▸ **Records for the task**
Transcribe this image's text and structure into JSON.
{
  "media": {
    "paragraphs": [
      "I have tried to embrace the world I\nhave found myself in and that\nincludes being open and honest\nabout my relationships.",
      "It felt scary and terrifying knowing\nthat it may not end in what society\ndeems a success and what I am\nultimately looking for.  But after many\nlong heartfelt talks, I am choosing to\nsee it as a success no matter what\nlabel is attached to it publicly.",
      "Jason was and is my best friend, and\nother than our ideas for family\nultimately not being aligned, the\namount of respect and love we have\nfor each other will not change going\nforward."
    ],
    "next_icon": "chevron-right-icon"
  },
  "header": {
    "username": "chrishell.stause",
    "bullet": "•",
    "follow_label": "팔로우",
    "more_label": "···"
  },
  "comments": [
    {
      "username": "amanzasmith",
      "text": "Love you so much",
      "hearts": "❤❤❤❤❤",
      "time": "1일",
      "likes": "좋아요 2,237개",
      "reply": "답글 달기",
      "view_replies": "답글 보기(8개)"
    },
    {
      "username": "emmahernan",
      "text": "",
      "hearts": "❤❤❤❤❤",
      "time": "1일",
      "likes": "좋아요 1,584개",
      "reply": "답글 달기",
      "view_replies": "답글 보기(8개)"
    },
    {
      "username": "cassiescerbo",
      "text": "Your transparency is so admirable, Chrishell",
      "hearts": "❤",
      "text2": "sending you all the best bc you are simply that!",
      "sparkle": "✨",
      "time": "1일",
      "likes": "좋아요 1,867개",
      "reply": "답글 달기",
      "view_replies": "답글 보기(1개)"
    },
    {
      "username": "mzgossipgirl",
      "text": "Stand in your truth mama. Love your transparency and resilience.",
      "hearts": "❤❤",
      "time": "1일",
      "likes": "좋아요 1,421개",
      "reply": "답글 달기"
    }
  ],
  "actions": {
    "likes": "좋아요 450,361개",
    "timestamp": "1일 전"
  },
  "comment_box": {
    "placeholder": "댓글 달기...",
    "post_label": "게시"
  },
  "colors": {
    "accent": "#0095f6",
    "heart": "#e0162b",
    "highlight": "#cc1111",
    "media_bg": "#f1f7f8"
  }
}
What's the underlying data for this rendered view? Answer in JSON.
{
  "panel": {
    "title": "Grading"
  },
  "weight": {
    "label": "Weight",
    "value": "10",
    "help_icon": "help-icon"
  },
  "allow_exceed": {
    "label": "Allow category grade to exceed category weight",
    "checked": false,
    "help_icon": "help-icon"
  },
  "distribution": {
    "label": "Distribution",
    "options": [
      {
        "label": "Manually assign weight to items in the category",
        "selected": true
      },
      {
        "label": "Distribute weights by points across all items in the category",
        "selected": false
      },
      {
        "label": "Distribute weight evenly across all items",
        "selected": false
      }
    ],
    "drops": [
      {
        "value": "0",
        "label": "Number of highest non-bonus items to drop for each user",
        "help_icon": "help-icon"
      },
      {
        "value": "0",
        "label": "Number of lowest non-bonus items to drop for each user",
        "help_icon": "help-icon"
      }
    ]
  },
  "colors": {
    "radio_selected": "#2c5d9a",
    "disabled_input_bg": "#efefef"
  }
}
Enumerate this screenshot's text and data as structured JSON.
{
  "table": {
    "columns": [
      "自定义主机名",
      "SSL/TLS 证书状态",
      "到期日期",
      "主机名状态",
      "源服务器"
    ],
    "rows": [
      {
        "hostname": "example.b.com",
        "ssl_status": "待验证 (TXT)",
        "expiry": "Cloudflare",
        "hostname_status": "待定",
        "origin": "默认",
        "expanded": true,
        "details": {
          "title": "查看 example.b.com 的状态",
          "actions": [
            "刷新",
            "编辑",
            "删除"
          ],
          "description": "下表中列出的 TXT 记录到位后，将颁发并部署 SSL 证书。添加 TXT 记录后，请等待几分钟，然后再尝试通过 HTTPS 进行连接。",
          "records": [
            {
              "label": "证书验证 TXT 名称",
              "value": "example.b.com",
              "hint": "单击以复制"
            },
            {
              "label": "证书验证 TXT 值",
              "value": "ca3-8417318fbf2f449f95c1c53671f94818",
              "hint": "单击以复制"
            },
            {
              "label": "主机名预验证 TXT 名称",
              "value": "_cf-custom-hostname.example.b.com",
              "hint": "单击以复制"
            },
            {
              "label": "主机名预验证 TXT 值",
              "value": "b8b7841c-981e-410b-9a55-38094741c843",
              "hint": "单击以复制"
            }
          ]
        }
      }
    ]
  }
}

▸ **Problem statement**
Take every line from the one containing "Enumerate this screenshot's" to the end of the listing and output it exactly, with nothing else.

▸ **Exercise result**
Enumerate this screenshot's text and data as structured JSON.
{
  "table": {
    "columns": [
      "自定义主机名",
      "SSL/TLS 证书状态",
      "到期日期",
      "主机名状态",
      "源服务器"
    ],
    "rows": [
      {
        "hostname": "example.b.com",
        "ssl_status": "待验证 (TXT)",
        "expiry": "Cloudflare",
        "hostname_status": "待定",
        "origin": "默认",
        "expanded": true,
        "details": {
          "title": "查看 example.b.com 的状态",
          "actions": [
            "刷新",
            "编辑",
            "删除"
          ],
          "description": "下表中列出的 TXT 记录到位后，将颁发并部署 SSL 证书。添加 TXT 记录后，请等待几分钟，然后再尝试通过 HTTPS 进行连接。",
          "records": [
            {
              "label": "证书验证 TXT 名称",
              "value": "example.b.com",
              "hint": "单击以复制"
            },
            {
              "label": "证书验证 TXT 值",
              "value": "ca3-8417318fbf2f449f95c1c53671f94818",
              "hint": "单击以复制"
            },
            {
              "label": "主机名预验证 TXT 名称",
              "value": "_cf-custom-hostname.example.b.com",
              "hint": "单击以复制"
            },
            {
              "label": "主机名预验证 TXT 值",
              "value": "b8b7841c-981e-410b-9a55-38094741c843",
              "hint": "单击以复制"
            }
          ]
        }
      }
    ]
  }
}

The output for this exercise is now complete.